**** SOURCE DATA ****

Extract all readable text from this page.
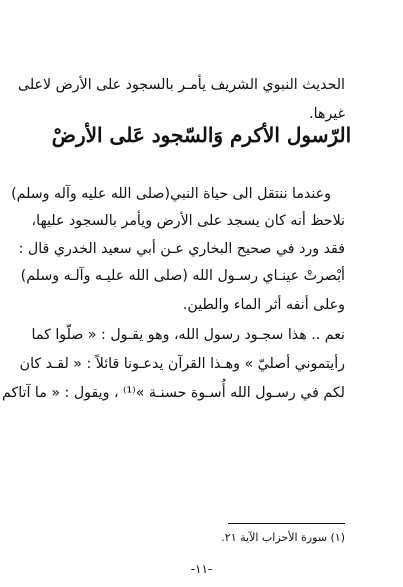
الحديث النبوي الشريف يأمـر بالسجود على الأرض لاعلى
غيرها.
الرّسول الأكرم وَالسّجود عَلى الأرضْ
وعندما ننتقل الى حياة النبي(صلى الله عليه وآله وسلم)
نلاحظ أنه كان يسجد على الأرض ويأمر بالسجود عليها،
فقد ورد في صحيح البخاري عـن أبي سعيد الخدري قال :
أبْصرتْ عينـاي رسـول الله (صلى الله عليـه وآلـه وسلم)
وعلى أنفه أثر الماء والطين.
نعم .. هذا سجـود رسول الله، وهو يقـول : « صلّوا كما
رأيتموني أصليّ » وهـذا القرآن يدعـونا قائلاً : « لقـد كان
لكم في رسـول الله أُسـوة حسنـة »⁽¹⁾ ، ويقول : « ما آتاكم
(١) سورة الأحزاب الآية ٢١.
-١١-
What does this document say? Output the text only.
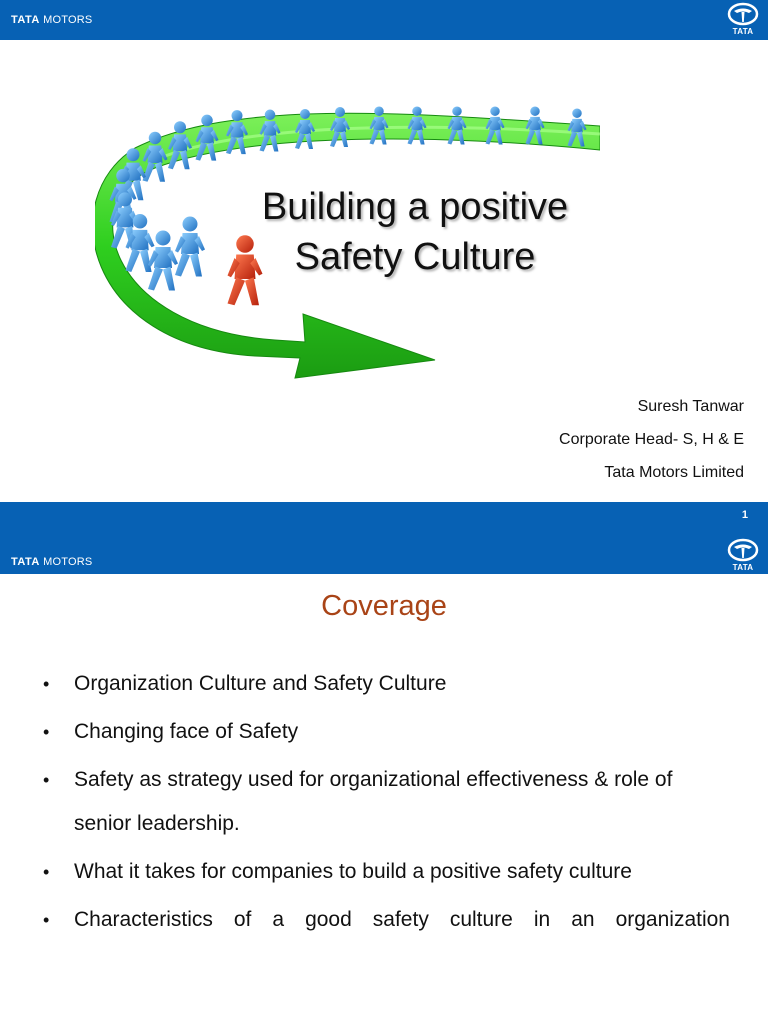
TATA MOTORS
TATA
Building a positive
Safety Culture
Suresh Tanwar
Corporate Head- S, H & E
Tata Motors Limited
1
TATA MOTORS	TATA
Coverage
• Organization Culture and Safety Culture
• Changing face of Safety
• Safety as strategy used for organizational effectiveness & role of senior leadership.
• What it takes for companies to build a positive safety culture
• Characteristics of a good safety culture in an organization
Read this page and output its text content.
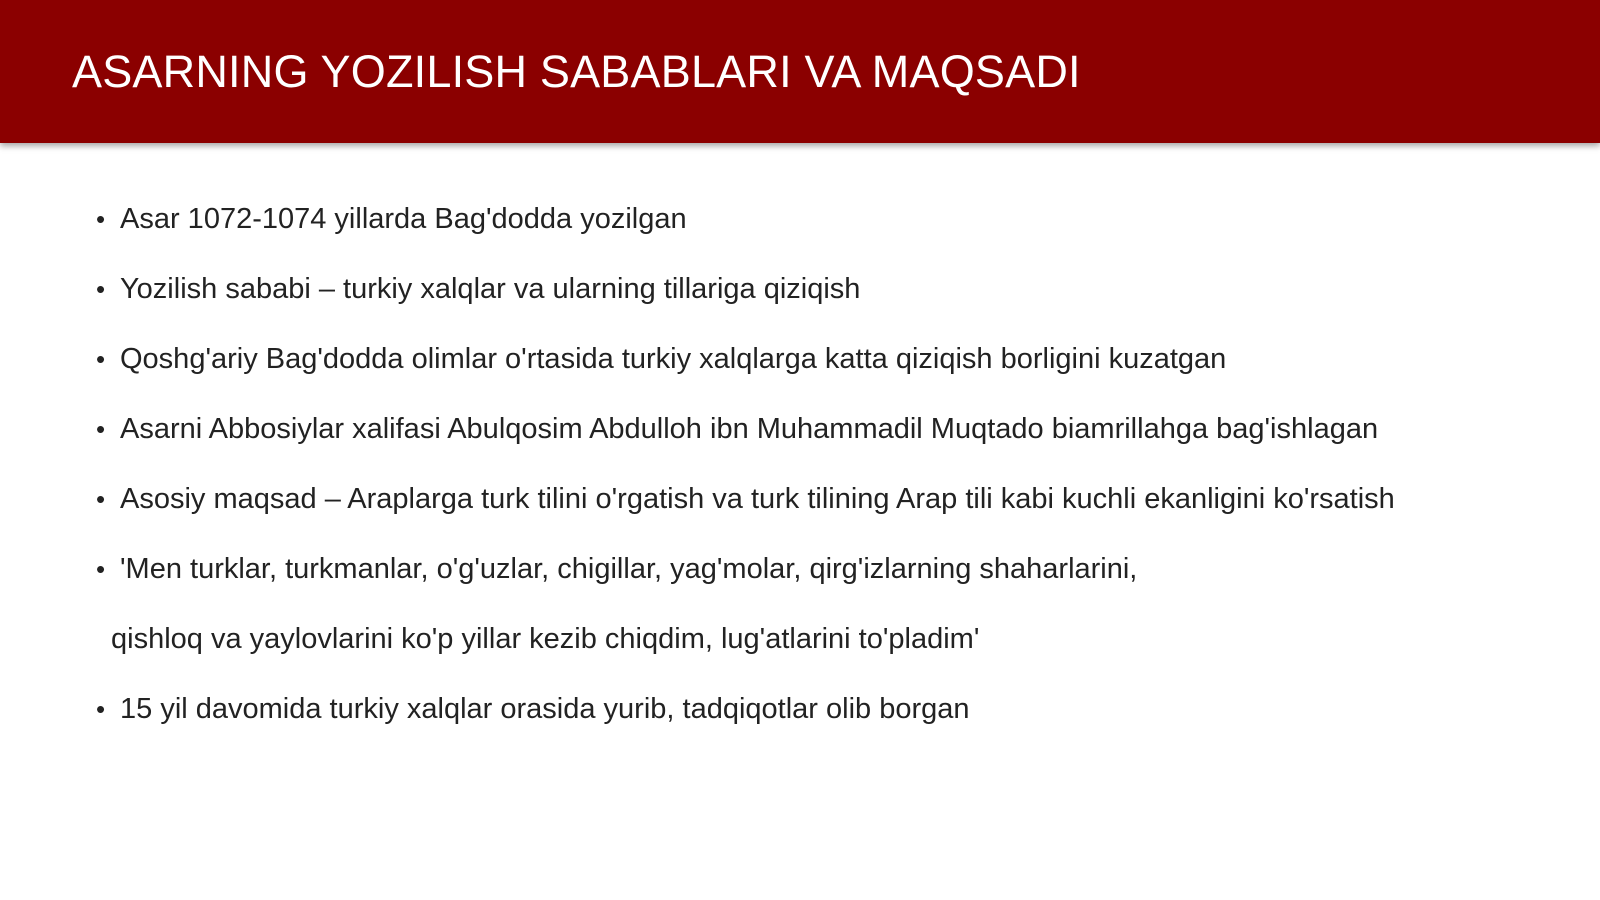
ASARNING YOZILISH SABABLARI VA MAQSADI
• Asar 1072-1074 yillarda Bag'dodda yozilgan
• Yozilish sababi – turkiy xalqlar va ularning tillariga qiziqish
• Qoshg'ariy Bag'dodda olimlar o'rtasida turkiy xalqlarga katta qiziqish borligini kuzatgan
• Asarni Abbosiylar xalifasi Abulqosim Abdulloh ibn Muhammadil Muqtado biamrillahga bag'ishlagan
• Asosiy maqsad – Araplarga turk tilini o'rgatish va turk tilining Arap tili kabi kuchli ekanligini ko'rsatish
• 'Men turklar, turkmanlar, o'g'uzlar, chigillar, yag'molar, qirg'izlarning shaharlarini,
qishloq va yaylovlarini ko'p yillar kezib chiqdim, lug'atlarini to'pladim'
• 15 yil davomida turkiy xalqlar orasida yurib, tadqiqotlar olib borgan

****

From the line containing "Read this page and output its text content." down to the last line of the data, print every line exactly and nothing else. Pictures stay out of the copy.

Read this page and output its text content.
ASARNING YOZILISH SABABLARI VA MAQSADI
• Asar 1072-1074 yillarda Bag'dodda yozilgan
• Yozilish sababi – turkiy xalqlar va ularning tillariga qiziqish
• Qoshg'ariy Bag'dodda olimlar o'rtasida turkiy xalqlarga katta qiziqish borligini kuzatgan
• Asarni Abbosiylar xalifasi Abulqosim Abdulloh ibn Muhammadil Muqtado biamrillahga bag'ishlagan
• Asosiy maqsad – Araplarga turk tilini o'rgatish va turk tilining Arap tili kabi kuchli ekanligini ko'rsatish
• 'Men turklar, turkmanlar, o'g'uzlar, chigillar, yag'molar, qirg'izlarning shaharlarini,
qishloq va yaylovlarini ko'p yillar kezib chiqdim, lug'atlarini to'pladim'
• 15 yil davomida turkiy xalqlar orasida yurib, tadqiqotlar olib borgan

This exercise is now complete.